Textauszug:
Warum eine breitere Carolabrücke kein Planfeststellungsverfahren erzwingt

Wie breit darf die neue Carolabrücke in Dresden werden? So wie es aussieht, ist die Breite doch kein so großes Problem, wie zunächst befürchtet. Wahrscheinlich ergibt sich überhaupt kein Problem.


Warum der Neubau (unabhängig von der Finanzierung betrachtet) ein Problem werden könnte, ergab sich aus den zwei grundsätzlich möglichen Vorgehensweisen beim Wiederaufbau. Die Stadt Dresden beschrieb das zunächst so:

Die Brücke kann mit moderaten Änderungen als Ersatzneubau wiedererrichtet werden – das würde am schnellsten gehen – oder mit mehr Gestaltungsspielräumen in einem Planfeststellungsverfahren, was zusätzlich drei bis sechs Jahre in Anspruch nehmen würde.

Vorliegende Einträge:
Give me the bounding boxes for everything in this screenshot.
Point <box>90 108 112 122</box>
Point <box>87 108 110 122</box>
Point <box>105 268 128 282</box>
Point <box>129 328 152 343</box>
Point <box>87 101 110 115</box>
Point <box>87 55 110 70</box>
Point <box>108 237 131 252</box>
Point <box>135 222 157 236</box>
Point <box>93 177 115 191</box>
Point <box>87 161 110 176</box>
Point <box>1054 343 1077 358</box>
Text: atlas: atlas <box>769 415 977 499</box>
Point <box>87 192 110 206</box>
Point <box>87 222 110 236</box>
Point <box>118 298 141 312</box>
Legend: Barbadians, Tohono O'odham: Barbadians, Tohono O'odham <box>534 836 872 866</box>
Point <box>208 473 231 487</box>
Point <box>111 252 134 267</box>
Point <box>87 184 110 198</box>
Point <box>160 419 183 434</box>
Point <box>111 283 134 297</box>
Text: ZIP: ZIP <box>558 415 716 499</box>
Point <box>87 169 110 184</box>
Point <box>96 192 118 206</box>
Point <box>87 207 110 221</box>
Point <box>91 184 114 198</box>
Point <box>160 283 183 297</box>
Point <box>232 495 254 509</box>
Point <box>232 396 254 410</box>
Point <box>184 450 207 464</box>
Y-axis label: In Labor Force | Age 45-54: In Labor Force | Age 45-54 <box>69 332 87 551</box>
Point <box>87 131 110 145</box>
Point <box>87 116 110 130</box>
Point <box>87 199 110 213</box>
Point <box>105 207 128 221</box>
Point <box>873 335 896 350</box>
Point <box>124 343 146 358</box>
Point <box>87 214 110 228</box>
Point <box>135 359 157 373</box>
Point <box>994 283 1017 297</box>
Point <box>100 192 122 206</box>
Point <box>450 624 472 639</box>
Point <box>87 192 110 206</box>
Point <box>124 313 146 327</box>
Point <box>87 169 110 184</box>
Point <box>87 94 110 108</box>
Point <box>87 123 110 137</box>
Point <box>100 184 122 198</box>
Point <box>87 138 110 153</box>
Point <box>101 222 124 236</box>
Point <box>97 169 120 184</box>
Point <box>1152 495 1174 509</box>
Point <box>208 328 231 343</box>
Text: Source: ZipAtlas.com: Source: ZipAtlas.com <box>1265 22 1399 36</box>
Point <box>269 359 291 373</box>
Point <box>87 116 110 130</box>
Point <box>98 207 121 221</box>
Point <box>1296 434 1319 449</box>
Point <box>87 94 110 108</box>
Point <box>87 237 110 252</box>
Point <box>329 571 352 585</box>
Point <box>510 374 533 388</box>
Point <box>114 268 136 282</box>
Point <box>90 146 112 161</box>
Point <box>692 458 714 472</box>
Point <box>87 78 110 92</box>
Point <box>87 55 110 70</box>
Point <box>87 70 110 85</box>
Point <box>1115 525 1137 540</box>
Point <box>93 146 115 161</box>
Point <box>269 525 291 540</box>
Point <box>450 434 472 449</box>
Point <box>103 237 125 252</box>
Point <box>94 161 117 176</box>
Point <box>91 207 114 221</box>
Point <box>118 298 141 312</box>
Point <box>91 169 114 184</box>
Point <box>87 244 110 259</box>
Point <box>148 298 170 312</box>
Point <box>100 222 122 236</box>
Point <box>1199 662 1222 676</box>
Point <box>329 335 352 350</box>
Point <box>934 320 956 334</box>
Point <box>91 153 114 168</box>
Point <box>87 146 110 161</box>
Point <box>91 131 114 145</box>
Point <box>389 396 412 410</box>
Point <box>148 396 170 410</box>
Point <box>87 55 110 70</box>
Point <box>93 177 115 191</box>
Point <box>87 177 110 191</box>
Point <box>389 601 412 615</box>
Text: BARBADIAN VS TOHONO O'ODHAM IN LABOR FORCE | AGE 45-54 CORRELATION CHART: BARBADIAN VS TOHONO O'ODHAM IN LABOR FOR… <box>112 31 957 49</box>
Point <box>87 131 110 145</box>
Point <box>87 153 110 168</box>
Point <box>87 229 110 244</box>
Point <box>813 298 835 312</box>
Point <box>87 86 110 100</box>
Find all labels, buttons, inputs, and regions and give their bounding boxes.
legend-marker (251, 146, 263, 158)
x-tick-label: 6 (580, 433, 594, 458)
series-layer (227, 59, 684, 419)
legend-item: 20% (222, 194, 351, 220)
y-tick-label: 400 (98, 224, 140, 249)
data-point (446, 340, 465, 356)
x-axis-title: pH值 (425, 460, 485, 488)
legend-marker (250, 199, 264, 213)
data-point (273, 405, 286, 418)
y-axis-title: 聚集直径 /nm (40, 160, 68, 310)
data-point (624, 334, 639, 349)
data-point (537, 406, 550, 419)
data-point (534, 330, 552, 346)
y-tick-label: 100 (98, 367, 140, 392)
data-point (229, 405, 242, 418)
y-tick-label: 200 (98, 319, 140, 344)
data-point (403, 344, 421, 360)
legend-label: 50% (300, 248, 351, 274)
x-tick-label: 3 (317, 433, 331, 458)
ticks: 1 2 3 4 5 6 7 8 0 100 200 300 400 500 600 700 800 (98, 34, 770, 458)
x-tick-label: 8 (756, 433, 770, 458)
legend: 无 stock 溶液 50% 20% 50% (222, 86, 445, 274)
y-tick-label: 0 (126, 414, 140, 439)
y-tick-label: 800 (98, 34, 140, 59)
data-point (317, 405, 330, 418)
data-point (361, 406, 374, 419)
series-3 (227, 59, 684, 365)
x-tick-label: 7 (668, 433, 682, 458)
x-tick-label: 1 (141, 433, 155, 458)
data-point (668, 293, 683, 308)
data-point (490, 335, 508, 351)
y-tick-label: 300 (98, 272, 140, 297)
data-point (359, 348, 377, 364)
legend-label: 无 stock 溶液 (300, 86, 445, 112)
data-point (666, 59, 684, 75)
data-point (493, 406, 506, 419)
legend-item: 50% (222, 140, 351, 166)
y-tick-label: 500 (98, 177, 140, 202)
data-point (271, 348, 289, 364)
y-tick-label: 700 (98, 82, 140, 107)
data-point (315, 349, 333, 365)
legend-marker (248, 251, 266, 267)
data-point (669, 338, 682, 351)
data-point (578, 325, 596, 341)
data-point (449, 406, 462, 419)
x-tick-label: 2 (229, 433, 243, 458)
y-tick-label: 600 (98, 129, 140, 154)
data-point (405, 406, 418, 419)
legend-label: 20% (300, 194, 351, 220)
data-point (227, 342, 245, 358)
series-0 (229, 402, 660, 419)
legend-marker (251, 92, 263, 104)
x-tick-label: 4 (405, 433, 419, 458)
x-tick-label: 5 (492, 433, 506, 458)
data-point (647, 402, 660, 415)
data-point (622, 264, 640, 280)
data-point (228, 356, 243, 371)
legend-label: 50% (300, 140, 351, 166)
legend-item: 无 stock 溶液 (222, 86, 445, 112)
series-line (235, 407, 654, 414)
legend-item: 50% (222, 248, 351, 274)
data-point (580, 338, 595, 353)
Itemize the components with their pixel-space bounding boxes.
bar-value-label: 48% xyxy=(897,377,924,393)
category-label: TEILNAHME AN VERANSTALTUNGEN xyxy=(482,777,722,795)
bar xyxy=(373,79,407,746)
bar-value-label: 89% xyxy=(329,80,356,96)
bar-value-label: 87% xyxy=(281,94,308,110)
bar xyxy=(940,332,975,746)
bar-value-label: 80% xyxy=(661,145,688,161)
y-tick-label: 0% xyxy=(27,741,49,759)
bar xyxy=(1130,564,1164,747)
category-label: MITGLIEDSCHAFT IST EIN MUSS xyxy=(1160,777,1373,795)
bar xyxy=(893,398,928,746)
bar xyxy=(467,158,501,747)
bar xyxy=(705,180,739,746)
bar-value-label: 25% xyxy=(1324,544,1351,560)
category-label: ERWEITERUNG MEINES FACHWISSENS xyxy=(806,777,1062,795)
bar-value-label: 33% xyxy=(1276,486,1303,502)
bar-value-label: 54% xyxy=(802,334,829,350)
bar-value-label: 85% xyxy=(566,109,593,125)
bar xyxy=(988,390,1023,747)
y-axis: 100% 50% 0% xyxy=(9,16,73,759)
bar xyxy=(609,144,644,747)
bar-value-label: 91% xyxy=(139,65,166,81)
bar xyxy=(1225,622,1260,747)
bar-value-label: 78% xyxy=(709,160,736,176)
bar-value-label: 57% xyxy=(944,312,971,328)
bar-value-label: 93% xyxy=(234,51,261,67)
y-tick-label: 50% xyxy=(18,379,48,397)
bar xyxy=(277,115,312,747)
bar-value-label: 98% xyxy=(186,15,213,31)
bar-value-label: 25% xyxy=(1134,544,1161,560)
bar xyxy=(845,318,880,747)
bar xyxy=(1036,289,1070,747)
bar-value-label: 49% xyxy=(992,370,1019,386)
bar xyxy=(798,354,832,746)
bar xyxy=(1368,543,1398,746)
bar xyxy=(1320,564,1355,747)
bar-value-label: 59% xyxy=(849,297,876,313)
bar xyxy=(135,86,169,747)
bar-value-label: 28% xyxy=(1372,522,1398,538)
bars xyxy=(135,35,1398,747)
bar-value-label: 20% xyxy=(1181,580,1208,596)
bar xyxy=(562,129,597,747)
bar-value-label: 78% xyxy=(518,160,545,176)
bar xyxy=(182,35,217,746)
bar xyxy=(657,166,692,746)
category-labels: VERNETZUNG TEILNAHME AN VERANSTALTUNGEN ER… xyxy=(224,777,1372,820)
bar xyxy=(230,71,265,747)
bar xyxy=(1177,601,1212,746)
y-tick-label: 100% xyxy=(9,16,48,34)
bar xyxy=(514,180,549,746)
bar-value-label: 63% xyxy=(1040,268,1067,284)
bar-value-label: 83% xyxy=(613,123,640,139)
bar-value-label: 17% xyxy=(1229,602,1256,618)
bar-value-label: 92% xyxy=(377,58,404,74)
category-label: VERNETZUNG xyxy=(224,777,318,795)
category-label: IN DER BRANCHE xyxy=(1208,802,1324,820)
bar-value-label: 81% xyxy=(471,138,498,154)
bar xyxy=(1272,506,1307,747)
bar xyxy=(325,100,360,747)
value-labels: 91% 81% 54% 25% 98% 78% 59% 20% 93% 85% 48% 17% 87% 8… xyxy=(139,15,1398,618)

Gestellte Aufgabe A:
Wie viele zusätzliche Jahre würde ein Planfeststellungsverfahren laut dem Textauszug zur Carolabrücke in Anspruch nehmen?
Gestellte Aufgabe B:
Schreibe die Einträge wortgetreu ab, beginnend mit ihrer ersten Zeile bis einschließlich der Zeile mit „Point <box>184 450 207 464</box>".
Der Textauszug und die Einträge haben inhaltlich nichts miteinander zu tun.

Antwort A:
Drei bis sechs Jahre.

Antwort B:
Give me the bounding boxes for everything in this screenshot.
Point <box>90 108 112 122</box>
Point <box>87 108 110 122</box>
Point <box>105 268 128 282</box>
Point <box>129 328 152 343</box>
Point <box>87 101 110 115</box>
Point <box>87 55 110 70</box>
Point <box>108 237 131 252</box>
Point <box>135 222 157 236</box>
Point <box>93 177 115 191</box>
Point <box>87 161 110 176</box>
Point <box>1054 343 1077 358</box>
Text: atlas: atlas <box>769 415 977 499</box>
Point <box>87 192 110 206</box>
Point <box>87 222 110 236</box>
Point <box>118 298 141 312</box>
Legend: Barbadians, Tohono O'odham: Barbadians, Tohono O'odham <box>534 836 872 866</box>
Point <box>208 473 231 487</box>
Point <box>111 252 134 267</box>
Point <box>87 184 110 198</box>
Point <box>160 419 183 434</box>
Point <box>111 283 134 297</box>
Text: ZIP: ZIP <box>558 415 716 499</box>
Point <box>87 169 110 184</box>
Point <box>96 192 118 206</box>
Point <box>87 207 110 221</box>
Point <box>91 184 114 198</box>
Point <box>160 283 183 297</box>
Point <box>232 495 254 509</box>
Point <box>232 396 254 410</box>
Point <box>184 450 207 464</box>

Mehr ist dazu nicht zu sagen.